▶ [WHAT THIS TASK INVOLVES]
Gather every line in the records below that contains the word "资格考试必背".
# start of DATA RECORDS
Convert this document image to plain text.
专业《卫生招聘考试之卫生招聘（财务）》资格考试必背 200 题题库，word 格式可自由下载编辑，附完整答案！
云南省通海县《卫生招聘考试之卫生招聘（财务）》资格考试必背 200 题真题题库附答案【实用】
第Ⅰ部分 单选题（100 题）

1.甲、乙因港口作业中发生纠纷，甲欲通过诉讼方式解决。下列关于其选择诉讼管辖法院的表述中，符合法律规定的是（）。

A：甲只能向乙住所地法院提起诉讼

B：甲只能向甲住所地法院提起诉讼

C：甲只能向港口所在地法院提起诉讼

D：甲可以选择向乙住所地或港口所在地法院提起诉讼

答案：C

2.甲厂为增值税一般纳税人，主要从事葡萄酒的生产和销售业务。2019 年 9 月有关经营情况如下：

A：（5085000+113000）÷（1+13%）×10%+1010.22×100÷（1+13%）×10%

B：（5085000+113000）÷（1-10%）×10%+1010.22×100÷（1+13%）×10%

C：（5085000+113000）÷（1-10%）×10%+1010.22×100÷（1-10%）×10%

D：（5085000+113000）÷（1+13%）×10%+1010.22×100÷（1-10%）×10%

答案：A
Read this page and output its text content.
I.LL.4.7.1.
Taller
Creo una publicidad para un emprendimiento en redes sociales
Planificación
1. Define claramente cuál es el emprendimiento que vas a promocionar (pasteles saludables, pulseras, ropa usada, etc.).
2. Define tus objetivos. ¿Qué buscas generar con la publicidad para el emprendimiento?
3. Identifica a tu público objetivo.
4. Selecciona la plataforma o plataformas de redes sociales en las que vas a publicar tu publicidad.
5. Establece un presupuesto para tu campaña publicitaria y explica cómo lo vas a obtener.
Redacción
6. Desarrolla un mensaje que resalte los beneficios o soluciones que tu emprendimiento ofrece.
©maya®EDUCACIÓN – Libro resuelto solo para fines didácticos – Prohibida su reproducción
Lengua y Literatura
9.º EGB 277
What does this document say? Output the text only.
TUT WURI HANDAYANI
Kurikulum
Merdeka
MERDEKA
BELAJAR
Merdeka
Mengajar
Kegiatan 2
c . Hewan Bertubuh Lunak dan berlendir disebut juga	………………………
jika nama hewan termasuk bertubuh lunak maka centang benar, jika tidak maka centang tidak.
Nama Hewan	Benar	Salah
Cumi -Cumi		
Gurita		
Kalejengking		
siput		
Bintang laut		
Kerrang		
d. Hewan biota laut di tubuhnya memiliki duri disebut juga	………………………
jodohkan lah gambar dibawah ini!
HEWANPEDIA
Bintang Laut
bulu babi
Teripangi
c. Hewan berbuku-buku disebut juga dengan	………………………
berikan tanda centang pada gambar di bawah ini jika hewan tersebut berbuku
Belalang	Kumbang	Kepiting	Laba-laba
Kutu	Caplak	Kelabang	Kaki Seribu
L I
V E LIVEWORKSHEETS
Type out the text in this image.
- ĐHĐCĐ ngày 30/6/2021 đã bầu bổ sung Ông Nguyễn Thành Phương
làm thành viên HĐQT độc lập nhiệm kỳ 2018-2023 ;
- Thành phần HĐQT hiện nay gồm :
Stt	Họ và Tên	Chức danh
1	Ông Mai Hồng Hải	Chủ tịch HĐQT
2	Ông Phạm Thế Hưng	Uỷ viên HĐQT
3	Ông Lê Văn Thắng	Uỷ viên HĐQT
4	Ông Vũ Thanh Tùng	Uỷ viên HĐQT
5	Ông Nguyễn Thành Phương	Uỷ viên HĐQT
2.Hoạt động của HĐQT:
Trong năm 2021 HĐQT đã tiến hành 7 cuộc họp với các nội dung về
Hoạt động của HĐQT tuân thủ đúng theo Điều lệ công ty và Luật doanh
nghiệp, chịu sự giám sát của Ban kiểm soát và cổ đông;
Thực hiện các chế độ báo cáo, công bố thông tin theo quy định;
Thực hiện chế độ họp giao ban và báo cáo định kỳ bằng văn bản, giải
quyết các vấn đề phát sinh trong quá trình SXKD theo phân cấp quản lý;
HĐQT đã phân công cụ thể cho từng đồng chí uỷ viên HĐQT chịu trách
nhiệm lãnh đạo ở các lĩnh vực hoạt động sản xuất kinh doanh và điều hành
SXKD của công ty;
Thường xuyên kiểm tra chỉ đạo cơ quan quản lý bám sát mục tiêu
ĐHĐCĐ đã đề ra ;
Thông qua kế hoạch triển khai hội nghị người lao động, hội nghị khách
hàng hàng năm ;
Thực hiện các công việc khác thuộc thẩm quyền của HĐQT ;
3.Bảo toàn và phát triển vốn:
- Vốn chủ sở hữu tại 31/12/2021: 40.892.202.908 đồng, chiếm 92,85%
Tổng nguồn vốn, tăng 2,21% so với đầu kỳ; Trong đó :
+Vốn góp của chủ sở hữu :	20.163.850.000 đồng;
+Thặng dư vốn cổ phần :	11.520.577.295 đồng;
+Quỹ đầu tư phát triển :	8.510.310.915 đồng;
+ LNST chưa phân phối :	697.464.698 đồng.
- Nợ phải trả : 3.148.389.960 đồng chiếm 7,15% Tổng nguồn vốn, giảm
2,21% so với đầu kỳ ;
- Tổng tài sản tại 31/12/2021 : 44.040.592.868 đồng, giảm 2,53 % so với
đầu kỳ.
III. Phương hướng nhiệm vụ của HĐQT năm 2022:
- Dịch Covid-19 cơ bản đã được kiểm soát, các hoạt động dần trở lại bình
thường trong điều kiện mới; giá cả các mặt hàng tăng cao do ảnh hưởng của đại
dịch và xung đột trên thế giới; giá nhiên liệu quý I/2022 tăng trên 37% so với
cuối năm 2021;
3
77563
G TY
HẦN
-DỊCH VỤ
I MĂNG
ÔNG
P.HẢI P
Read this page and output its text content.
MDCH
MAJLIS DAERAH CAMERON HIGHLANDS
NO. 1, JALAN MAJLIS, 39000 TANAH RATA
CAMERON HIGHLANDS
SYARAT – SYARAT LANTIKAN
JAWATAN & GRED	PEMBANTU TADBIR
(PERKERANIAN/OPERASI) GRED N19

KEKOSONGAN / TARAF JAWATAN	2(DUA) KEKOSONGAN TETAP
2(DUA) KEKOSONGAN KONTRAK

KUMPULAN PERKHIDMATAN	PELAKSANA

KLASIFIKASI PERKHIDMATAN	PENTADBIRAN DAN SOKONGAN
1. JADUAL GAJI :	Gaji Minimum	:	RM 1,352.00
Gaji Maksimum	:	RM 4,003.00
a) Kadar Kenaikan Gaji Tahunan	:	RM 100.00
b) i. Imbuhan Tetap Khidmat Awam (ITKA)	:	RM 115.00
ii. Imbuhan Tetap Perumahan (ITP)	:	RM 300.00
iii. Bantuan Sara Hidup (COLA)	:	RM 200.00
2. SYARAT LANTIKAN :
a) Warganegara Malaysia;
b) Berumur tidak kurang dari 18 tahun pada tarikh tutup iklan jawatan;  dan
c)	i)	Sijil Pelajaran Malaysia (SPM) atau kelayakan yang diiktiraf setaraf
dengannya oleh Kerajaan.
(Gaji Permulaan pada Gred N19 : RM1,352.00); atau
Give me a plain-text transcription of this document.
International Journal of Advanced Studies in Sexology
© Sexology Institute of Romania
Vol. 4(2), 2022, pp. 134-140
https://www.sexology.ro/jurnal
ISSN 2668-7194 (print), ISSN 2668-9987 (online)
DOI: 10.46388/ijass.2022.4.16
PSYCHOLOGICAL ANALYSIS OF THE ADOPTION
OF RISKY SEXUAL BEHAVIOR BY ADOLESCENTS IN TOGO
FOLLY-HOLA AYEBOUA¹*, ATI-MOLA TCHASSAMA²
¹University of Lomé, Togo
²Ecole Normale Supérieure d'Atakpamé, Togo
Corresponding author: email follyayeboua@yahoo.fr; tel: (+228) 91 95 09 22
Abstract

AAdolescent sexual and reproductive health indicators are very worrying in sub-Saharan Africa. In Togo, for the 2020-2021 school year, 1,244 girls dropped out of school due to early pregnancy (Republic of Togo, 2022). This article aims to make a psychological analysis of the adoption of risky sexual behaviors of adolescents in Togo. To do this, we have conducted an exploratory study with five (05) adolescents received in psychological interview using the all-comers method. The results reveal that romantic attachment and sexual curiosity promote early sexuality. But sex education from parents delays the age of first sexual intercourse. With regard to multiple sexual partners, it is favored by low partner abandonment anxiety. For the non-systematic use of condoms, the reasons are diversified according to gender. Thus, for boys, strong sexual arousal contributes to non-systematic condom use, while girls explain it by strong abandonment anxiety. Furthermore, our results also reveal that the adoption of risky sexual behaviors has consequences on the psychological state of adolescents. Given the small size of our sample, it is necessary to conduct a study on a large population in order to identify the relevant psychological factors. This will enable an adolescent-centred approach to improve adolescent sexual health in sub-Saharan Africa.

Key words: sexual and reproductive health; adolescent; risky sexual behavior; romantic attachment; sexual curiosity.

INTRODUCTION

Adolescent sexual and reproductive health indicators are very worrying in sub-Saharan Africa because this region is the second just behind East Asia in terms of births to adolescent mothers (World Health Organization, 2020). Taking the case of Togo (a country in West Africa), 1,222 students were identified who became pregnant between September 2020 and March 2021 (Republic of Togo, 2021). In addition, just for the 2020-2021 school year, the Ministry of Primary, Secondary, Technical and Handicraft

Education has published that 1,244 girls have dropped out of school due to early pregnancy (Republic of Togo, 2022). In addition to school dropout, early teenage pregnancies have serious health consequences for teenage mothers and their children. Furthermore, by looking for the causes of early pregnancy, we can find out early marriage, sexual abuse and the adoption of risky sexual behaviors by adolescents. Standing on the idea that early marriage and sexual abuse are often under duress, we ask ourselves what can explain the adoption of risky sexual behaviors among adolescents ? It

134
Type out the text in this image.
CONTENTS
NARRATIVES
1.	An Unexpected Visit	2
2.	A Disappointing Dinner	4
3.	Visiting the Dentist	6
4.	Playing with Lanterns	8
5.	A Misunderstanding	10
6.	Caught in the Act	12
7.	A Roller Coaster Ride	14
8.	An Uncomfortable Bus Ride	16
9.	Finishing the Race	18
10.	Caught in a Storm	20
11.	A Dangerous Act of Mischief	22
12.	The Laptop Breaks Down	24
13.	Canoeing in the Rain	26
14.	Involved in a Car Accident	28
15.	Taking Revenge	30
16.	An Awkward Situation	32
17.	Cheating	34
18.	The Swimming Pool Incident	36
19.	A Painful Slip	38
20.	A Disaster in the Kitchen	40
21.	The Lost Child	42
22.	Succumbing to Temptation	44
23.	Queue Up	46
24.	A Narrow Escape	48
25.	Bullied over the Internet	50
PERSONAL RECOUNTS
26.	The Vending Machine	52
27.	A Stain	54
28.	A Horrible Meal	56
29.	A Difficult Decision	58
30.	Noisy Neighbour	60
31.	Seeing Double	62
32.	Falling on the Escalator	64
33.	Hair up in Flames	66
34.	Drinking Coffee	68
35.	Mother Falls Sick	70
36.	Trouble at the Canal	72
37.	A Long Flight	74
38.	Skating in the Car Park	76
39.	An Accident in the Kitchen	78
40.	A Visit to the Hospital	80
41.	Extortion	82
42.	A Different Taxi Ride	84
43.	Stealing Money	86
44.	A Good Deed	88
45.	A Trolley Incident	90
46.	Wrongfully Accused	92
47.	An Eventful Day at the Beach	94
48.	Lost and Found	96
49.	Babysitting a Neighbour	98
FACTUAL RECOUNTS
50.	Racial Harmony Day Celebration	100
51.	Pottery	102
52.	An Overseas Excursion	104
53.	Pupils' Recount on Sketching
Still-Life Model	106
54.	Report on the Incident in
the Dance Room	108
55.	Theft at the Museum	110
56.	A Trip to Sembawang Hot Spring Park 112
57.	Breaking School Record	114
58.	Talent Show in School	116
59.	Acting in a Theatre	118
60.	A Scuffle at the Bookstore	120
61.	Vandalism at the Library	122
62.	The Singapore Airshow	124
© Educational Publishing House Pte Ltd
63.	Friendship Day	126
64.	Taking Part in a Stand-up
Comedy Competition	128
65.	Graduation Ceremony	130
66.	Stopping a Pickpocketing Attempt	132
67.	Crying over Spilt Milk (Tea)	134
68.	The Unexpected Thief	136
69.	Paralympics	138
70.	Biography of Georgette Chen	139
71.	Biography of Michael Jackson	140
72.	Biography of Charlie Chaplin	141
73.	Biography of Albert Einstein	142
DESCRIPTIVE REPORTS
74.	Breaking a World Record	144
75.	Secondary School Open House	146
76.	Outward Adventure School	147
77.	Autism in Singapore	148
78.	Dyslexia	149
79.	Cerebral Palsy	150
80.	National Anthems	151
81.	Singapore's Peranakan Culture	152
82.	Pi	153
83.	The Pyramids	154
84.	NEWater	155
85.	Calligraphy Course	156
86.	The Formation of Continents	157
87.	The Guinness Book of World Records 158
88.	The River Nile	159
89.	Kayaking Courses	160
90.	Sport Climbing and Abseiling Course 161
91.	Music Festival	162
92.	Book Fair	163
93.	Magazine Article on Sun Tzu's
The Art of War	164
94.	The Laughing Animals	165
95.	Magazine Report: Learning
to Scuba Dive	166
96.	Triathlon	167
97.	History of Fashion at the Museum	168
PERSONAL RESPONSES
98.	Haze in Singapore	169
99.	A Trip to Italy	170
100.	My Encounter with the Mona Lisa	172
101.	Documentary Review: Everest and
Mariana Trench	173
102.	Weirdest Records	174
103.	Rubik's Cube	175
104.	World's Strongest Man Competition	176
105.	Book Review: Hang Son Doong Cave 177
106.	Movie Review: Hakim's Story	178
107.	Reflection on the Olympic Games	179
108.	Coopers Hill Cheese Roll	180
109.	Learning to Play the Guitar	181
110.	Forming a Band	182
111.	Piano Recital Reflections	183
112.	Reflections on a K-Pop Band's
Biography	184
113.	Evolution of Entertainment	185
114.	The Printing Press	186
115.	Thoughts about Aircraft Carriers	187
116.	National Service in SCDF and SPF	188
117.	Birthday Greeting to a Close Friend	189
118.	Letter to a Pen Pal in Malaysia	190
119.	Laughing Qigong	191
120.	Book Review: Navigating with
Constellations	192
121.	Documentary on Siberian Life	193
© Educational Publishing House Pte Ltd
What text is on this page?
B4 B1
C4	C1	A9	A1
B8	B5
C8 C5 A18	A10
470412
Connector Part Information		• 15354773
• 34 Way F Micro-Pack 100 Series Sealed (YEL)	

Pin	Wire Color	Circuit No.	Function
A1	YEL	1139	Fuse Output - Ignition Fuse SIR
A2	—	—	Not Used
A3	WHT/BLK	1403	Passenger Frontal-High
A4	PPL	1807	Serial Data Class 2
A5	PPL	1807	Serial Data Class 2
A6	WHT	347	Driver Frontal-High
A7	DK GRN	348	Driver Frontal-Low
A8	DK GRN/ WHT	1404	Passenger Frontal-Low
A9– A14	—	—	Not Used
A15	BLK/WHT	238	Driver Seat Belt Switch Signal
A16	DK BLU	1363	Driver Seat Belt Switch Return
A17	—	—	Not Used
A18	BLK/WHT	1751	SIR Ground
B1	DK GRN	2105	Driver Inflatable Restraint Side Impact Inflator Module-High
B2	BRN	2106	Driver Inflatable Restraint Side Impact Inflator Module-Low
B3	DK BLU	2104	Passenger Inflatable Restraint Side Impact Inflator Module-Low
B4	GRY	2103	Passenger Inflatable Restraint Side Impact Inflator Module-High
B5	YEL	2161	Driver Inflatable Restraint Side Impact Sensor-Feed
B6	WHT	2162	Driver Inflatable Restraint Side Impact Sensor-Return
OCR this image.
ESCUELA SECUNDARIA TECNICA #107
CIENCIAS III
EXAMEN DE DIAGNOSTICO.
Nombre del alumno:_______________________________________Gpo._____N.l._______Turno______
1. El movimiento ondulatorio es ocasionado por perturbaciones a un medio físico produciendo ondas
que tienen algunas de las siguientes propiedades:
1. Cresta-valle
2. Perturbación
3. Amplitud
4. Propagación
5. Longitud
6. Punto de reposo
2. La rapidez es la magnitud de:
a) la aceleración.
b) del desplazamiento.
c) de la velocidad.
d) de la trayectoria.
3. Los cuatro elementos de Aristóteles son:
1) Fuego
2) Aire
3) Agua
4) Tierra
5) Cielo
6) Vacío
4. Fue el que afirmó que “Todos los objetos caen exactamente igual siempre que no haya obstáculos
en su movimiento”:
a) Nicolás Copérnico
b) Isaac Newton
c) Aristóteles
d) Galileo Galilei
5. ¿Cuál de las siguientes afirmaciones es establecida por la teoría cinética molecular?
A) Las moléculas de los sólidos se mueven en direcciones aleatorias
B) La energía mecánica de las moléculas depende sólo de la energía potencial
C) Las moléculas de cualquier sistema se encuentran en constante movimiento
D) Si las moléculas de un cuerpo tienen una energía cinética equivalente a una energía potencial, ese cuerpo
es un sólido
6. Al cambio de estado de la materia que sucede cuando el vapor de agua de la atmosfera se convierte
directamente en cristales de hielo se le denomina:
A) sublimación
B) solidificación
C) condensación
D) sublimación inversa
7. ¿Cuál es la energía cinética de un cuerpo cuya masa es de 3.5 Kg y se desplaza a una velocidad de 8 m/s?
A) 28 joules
# end of DATA RECORDS
▶ [RESPONSE]
专业《卫生招聘考试之卫生招聘（财务）》资格考试必背 200 题题库，word 格式可自由下载编辑，附完整答案！
云南省通海县《卫生招聘考试之卫生招聘（财务）》资格考试必背 200 题真题题库附答案【实用】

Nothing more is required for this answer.